Stated goal |
Return each line of the listing below, unchanged, and omit the images.

Dataset entries |

>>>>>

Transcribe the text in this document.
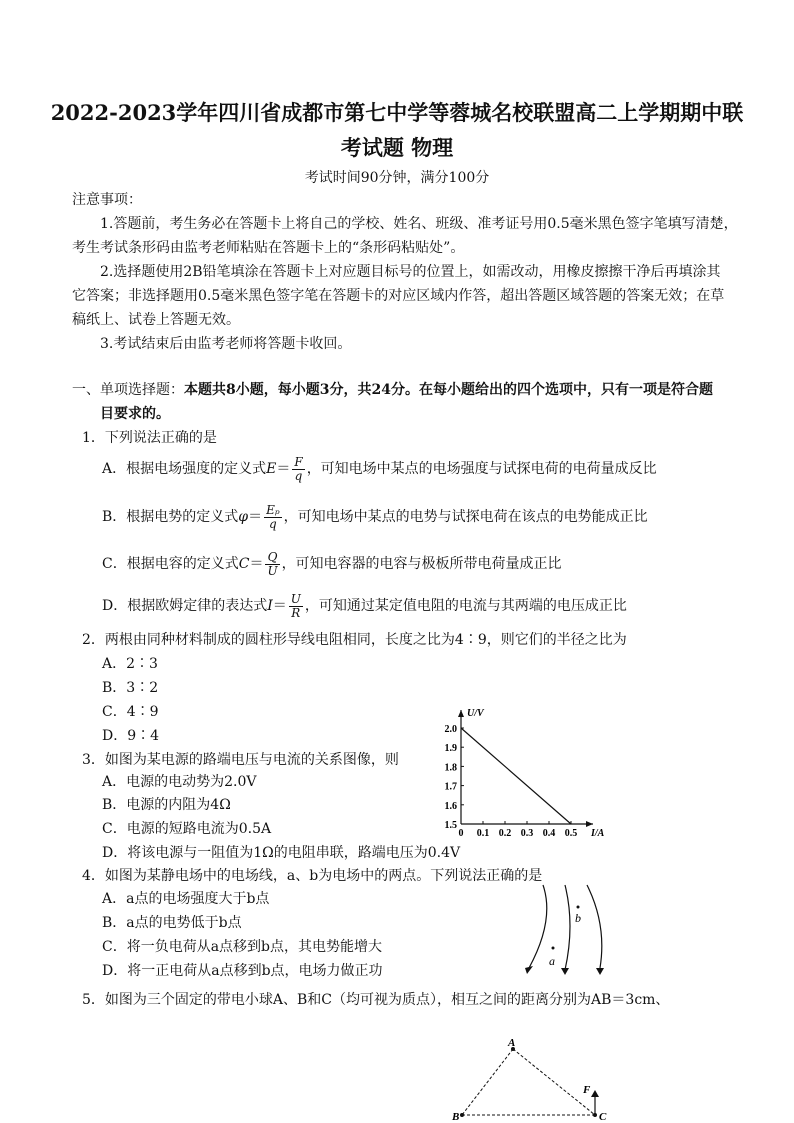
2022-2023学年四川省成都市第七中学等蓉城名校联盟高二上学期期中联
考试题 物理
考试时间90分钟，满分100分
注意事项：
1.答题前，考生务必在答题卡上将自己的学校、姓名、班级、准考证号用0.5毫米黑色签字笔填写清楚，
考生考试条形码由监考老师粘贴在答题卡上的“条形码粘贴处”。
2.选择题使用2B铅笔填涂在答题卡上对应题目标号的位置上，如需改动，用橡皮擦擦干净后再填涂其
它答案；非选择题用0.5毫米黑色签字笔在答题卡的对应区域内作答，超出答题区域答题的答案无效；在草
稿纸上、试卷上答题无效。
3.考试结束后由监考老师将答题卡收回。
一、单项选择题：本题共8小题，每小题3分，共24分。在每小题给出的四个选项中，只有一项是符合题
目要求的。
1．下列说法正确的是
A．根据电场强度的定义式$E= \frac{F}{q}$ ，可知电场中某点的电场强度与试探电荷的电荷量成反比
B．根据电势的定义式$\varphi= \frac{\text{Eₚ}}{q}$ ，可知电场中某点的电势与试探电荷在该点的电势能成正比
C．根据电容的定义式$C= \frac{Q}{U}$ ，可知电容器的电容与极板所带电荷量成正比
D．根据欧姆定律的表达式$I= \frac{U}{R}$ ，可知通过某定值电阻的电流与其两端的电压成正比
2．两根由同种材料制成的圆柱形导线电阻相同，长度之比为4∶9，则它们的半径之比为
A．2∶3
B．3∶2
C．4∶9
D．9∶4
3．如图为某电源的路端电压与电流的关系图像，则
A．电源的电动势为2.0V
B．电源的内阻为4Ω
C．电源的短路电流为0.5A
D．将该电源与一阻值为1Ω的电阻串联，路端电压为0.4V
0 0.1 0.2 0.3 0.4 0.5
1.5
1.6
1.7
1.8
1.9
2.0
I/A
U/V
4．如图为某静电场中的电场线，a、b为电场中的两点。下列说法正确的是
A．a点的电场强度大于b点
B．a点的电势低于b点
C．将一负电荷从a点移到b点，其电势能增大
D．将一正电荷从a点移到b点，电场力做正功
a
b
5．如图为三个固定的带电小球A、B和C（均可视为质点），相互之间的距离分别为AB＝3cm、
A
B	C
F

<<<<<

Result |
Transcribe the text in this document.
2022-2023学年四川省成都市第七中学等蓉城名校联盟高二上学期期中联
考试题 物理
考试时间90分钟，满分100分
注意事项：
1.答题前，考生务必在答题卡上将自己的学校、姓名、班级、准考证号用0.5毫米黑色签字笔填写清楚，
考生考试条形码由监考老师粘贴在答题卡上的“条形码粘贴处”。
2.选择题使用2B铅笔填涂在答题卡上对应题目标号的位置上，如需改动，用橡皮擦擦干净后再填涂其
它答案；非选择题用0.5毫米黑色签字笔在答题卡的对应区域内作答，超出答题区域答题的答案无效；在草
稿纸上、试卷上答题无效。
3.考试结束后由监考老师将答题卡收回。
一、单项选择题：本题共8小题，每小题3分，共24分。在每小题给出的四个选项中，只有一项是符合题
目要求的。
1．下列说法正确的是
A．根据电场强度的定义式$E= \frac{F}{q}$ ，可知电场中某点的电场强度与试探电荷的电荷量成反比
B．根据电势的定义式$\varphi= \frac{\text{Eₚ}}{q}$ ，可知电场中某点的电势与试探电荷在该点的电势能成正比
C．根据电容的定义式$C= \frac{Q}{U}$ ，可知电容器的电容与极板所带电荷量成正比
D．根据欧姆定律的表达式$I= \frac{U}{R}$ ，可知通过某定值电阻的电流与其两端的电压成正比
2．两根由同种材料制成的圆柱形导线电阻相同，长度之比为4∶9，则它们的半径之比为
A．2∶3
B．3∶2
C．4∶9
D．9∶4
3．如图为某电源的路端电压与电流的关系图像，则
A．电源的电动势为2.0V
B．电源的内阻为4Ω
C．电源的短路电流为0.5A
D．将该电源与一阻值为1Ω的电阻串联，路端电压为0.4V
0 0.1 0.2 0.3 0.4 0.5
1.5
1.6
1.7
1.8
1.9
2.0
I/A
U/V
4．如图为某静电场中的电场线，a、b为电场中的两点。下列说法正确的是
A．a点的电场强度大于b点
B．a点的电势低于b点
C．将一负电荷从a点移到b点，其电势能增大
D．将一正电荷从a点移到b点，电场力做正功
a
b
5．如图为三个固定的带电小球A、B和C（均可视为质点），相互之间的距离分别为AB＝3cm、
A
B	C
F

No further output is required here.